Raw records
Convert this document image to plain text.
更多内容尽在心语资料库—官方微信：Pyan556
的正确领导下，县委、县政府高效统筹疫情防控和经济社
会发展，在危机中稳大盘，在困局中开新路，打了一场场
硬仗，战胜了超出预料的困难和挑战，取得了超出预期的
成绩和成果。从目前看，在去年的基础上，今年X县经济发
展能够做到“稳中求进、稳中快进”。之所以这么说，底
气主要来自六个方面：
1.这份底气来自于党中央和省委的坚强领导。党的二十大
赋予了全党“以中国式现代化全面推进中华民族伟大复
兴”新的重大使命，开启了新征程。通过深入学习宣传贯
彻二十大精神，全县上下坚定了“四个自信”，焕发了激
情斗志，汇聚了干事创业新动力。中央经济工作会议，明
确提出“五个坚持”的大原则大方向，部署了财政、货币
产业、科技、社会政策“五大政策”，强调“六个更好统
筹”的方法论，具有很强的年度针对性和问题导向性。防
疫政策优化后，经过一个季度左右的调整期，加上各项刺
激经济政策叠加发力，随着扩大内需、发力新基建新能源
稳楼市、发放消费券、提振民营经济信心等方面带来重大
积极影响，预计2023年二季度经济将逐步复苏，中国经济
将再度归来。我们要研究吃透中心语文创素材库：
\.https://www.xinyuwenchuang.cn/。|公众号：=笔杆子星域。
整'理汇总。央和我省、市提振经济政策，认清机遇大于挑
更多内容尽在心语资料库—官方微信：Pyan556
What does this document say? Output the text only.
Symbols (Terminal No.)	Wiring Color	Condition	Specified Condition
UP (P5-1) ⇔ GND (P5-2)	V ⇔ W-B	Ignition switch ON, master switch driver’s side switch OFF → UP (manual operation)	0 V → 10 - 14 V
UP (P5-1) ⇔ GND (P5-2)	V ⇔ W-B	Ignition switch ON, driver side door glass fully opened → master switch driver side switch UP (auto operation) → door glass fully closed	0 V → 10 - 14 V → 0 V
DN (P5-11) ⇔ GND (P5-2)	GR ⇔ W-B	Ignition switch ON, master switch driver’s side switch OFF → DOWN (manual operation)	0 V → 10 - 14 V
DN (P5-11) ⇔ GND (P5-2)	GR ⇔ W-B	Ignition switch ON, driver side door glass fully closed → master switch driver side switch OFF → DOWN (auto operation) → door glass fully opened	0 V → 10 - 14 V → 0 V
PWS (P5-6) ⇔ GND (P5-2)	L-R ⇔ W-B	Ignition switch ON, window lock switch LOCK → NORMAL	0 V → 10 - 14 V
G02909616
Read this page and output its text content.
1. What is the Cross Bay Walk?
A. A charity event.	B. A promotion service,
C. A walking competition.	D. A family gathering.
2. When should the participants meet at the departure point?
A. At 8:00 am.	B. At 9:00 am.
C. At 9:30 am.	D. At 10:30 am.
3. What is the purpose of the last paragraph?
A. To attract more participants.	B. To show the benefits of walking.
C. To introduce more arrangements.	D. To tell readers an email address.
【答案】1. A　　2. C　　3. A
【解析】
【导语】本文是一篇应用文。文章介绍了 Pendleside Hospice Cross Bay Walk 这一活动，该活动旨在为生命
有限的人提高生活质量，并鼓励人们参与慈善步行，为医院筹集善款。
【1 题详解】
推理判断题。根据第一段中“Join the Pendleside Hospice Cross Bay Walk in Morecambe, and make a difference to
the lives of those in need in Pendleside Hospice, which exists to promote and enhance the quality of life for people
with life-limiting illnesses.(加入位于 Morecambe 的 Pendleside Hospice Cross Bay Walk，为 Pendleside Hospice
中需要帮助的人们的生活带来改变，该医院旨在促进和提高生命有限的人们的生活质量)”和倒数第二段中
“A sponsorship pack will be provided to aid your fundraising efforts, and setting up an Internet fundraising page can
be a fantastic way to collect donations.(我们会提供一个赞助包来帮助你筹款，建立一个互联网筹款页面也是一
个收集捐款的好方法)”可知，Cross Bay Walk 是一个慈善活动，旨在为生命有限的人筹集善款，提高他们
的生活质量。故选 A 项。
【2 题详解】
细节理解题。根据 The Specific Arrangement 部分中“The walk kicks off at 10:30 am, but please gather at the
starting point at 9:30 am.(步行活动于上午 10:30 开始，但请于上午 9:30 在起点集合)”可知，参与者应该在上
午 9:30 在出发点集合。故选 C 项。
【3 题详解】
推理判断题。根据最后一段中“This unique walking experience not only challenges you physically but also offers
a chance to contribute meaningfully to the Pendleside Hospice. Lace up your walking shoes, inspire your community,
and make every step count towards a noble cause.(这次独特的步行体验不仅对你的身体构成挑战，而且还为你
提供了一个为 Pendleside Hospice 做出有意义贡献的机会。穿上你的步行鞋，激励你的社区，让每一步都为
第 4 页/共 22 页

▸ INSTRUCTIONS TO FOLLOW
From the entries, copy out each line containing the word "text".

▸ RESPONSE TO THIS EXERCISE
Convert this document image to plain text.
What does this document say? Output the text only.
Read this page and output its text content.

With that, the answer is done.